— GIVEN INSTRUCTION —
Write out each line of the records below without any changes.

Annotations of page elements:
★ ★ ★

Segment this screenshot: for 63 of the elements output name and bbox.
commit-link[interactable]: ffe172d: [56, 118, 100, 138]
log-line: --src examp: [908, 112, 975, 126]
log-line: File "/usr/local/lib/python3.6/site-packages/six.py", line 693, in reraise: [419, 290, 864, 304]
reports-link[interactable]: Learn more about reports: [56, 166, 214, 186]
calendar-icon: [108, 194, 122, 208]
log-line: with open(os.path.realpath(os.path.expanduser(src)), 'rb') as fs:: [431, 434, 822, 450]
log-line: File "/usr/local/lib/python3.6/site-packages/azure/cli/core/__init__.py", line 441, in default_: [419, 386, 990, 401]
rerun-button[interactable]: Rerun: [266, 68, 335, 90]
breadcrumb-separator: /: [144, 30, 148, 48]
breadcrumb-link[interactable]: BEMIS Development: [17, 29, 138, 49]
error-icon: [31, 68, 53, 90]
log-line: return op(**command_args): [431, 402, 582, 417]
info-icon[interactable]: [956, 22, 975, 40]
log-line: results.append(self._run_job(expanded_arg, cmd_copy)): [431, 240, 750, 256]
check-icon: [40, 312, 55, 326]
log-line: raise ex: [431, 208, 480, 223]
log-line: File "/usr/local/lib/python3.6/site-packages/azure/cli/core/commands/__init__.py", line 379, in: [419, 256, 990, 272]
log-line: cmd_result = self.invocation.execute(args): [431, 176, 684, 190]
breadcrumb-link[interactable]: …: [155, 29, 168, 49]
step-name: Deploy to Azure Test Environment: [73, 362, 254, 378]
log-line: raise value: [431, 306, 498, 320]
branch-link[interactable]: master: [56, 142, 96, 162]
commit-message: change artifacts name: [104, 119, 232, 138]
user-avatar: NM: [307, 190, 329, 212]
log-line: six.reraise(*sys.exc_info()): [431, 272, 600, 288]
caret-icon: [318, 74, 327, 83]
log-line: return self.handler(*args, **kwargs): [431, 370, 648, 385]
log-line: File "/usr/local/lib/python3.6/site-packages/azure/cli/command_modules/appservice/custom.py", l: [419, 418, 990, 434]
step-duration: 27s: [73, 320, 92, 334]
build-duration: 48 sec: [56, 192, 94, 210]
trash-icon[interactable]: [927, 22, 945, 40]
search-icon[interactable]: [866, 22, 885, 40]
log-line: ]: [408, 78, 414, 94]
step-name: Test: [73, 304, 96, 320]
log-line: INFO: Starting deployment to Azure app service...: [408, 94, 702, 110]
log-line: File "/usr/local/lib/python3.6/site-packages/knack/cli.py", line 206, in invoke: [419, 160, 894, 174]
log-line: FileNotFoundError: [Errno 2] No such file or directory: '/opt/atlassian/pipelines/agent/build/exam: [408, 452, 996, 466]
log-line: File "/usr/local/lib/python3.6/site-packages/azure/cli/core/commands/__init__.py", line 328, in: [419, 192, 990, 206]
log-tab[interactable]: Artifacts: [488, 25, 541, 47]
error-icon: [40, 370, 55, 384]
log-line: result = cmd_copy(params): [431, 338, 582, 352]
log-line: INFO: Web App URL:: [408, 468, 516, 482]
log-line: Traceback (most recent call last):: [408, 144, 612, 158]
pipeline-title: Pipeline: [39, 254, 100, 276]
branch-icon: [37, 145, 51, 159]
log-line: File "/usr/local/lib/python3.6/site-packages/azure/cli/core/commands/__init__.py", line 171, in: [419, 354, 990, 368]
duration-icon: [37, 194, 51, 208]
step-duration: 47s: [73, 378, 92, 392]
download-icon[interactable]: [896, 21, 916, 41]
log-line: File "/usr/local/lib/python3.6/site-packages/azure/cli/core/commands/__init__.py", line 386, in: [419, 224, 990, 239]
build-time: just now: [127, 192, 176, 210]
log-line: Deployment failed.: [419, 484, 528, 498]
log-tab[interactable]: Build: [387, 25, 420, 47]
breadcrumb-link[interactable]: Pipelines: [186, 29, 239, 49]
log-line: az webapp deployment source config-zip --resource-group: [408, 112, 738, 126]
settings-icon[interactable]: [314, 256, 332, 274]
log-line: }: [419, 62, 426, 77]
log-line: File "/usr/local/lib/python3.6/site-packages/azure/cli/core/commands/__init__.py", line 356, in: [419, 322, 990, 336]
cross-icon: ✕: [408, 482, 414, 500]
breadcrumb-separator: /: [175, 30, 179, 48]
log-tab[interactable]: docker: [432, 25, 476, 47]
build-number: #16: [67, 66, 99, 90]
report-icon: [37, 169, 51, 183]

★ ★ ★

— CORRECT RESPONSE —
Segment this screenshot: for 63 of the elements output name and bbox.
commit-link[interactable]: ffe172d: [56, 118, 100, 138]
log-line: --src examp: [908, 112, 975, 126]
log-line: File "/usr/local/lib/python3.6/site-packages/six.py", line 693, in reraise: [419, 290, 864, 304]
reports-link[interactable]: Learn more about reports: [56, 166, 214, 186]
calendar-icon: [108, 194, 122, 208]
log-line: with open(os.path.realpath(os.path.expanduser(src)), 'rb') as fs:: [431, 434, 822, 450]
log-line: File "/usr/local/lib/python3.6/site-packages/azure/cli/core/__init__.py", line 441, in default_: [419, 386, 990, 401]
rerun-button[interactable]: Rerun: [266, 68, 335, 90]
breadcrumb-separator: /: [144, 30, 148, 48]
breadcrumb-link[interactable]: BEMIS Development: [17, 29, 138, 49]
error-icon: [31, 68, 53, 90]
log-line: return op(**command_args): [431, 402, 582, 417]
info-icon[interactable]: [956, 22, 975, 40]
log-line: results.append(self._run_job(expanded_arg, cmd_copy)): [431, 240, 750, 256]
check-icon: [40, 312, 55, 326]
log-line: raise ex: [431, 208, 480, 223]
log-line: File "/usr/local/lib/python3.6/site-packages/azure/cli/core/commands/__init__.py", line 379, in: [419, 256, 990, 272]
log-line: cmd_result = self.invocation.execute(args): [431, 176, 684, 190]
breadcrumb-link[interactable]: …: [155, 29, 168, 49]
step-name: Deploy to Azure Test Environment: [73, 362, 254, 378]
log-line: raise value: [431, 306, 498, 320]
branch-link[interactable]: master: [56, 142, 96, 162]
commit-message: change artifacts name: [104, 119, 232, 138]
user-avatar: NM: [307, 190, 329, 212]
log-line: six.reraise(*sys.exc_info()): [431, 272, 600, 288]
caret-icon: [318, 74, 327, 83]
log-line: return self.handler(*args, **kwargs): [431, 370, 648, 385]
log-line: File "/usr/local/lib/python3.6/site-packages/azure/cli/command_modules/appservice/custom.py", l: [419, 418, 990, 434]
step-duration: 27s: [73, 320, 92, 334]
build-duration: 48 sec: [56, 192, 94, 210]
trash-icon[interactable]: [927, 22, 945, 40]
search-icon[interactable]: [866, 22, 885, 40]
log-line: ]: [408, 78, 414, 94]
step-name: Test: [73, 304, 96, 320]
log-line: INFO: Starting deployment to Azure app service...: [408, 94, 702, 110]
log-line: File "/usr/local/lib/python3.6/site-packages/knack/cli.py", line 206, in invoke: [419, 160, 894, 174]
log-line: FileNotFoundError: [Errno 2] No such file or directory: '/opt/atlassian/pipelines/agent/build/exam: [408, 452, 996, 466]
log-line: File "/usr/local/lib/python3.6/site-packages/azure/cli/core/commands/__init__.py", line 328, in: [419, 192, 990, 206]
log-tab[interactable]: Artifacts: [488, 25, 541, 47]
error-icon: [40, 370, 55, 384]
log-line: result = cmd_copy(params): [431, 338, 582, 352]
log-line: INFO: Web App URL:: [408, 468, 516, 482]
log-line: Traceback (most recent call last):: [408, 144, 612, 158]
pipeline-title: Pipeline: [39, 254, 100, 276]
branch-icon: [37, 145, 51, 159]
log-line: File "/usr/local/lib/python3.6/site-packages/azure/cli/core/commands/__init__.py", line 171, in: [419, 354, 990, 368]
duration-icon: [37, 194, 51, 208]
step-duration: 47s: [73, 378, 92, 392]
download-icon[interactable]: [896, 21, 916, 41]
log-line: File "/usr/local/lib/python3.6/site-packages/azure/cli/core/commands/__init__.py", line 386, in: [419, 224, 990, 239]
build-time: just now: [127, 192, 176, 210]
log-line: Deployment failed.: [419, 484, 528, 498]
log-tab[interactable]: Build: [387, 25, 420, 47]
breadcrumb-link[interactable]: Pipelines: [186, 29, 239, 49]
log-line: az webapp deployment source config-zip --resource-group: [408, 112, 738, 126]
settings-icon[interactable]: [314, 256, 332, 274]
log-line: }: [419, 62, 426, 77]
log-line: File "/usr/local/lib/python3.6/site-packages/azure/cli/core/commands/__init__.py", line 356, in: [419, 322, 990, 336]
cross-icon: ✕: [408, 482, 414, 500]
breadcrumb-separator: /: [175, 30, 179, 48]
log-tab[interactable]: docker: [432, 25, 476, 47]
build-number: #16: [67, 66, 99, 90]
report-icon: [37, 169, 51, 183]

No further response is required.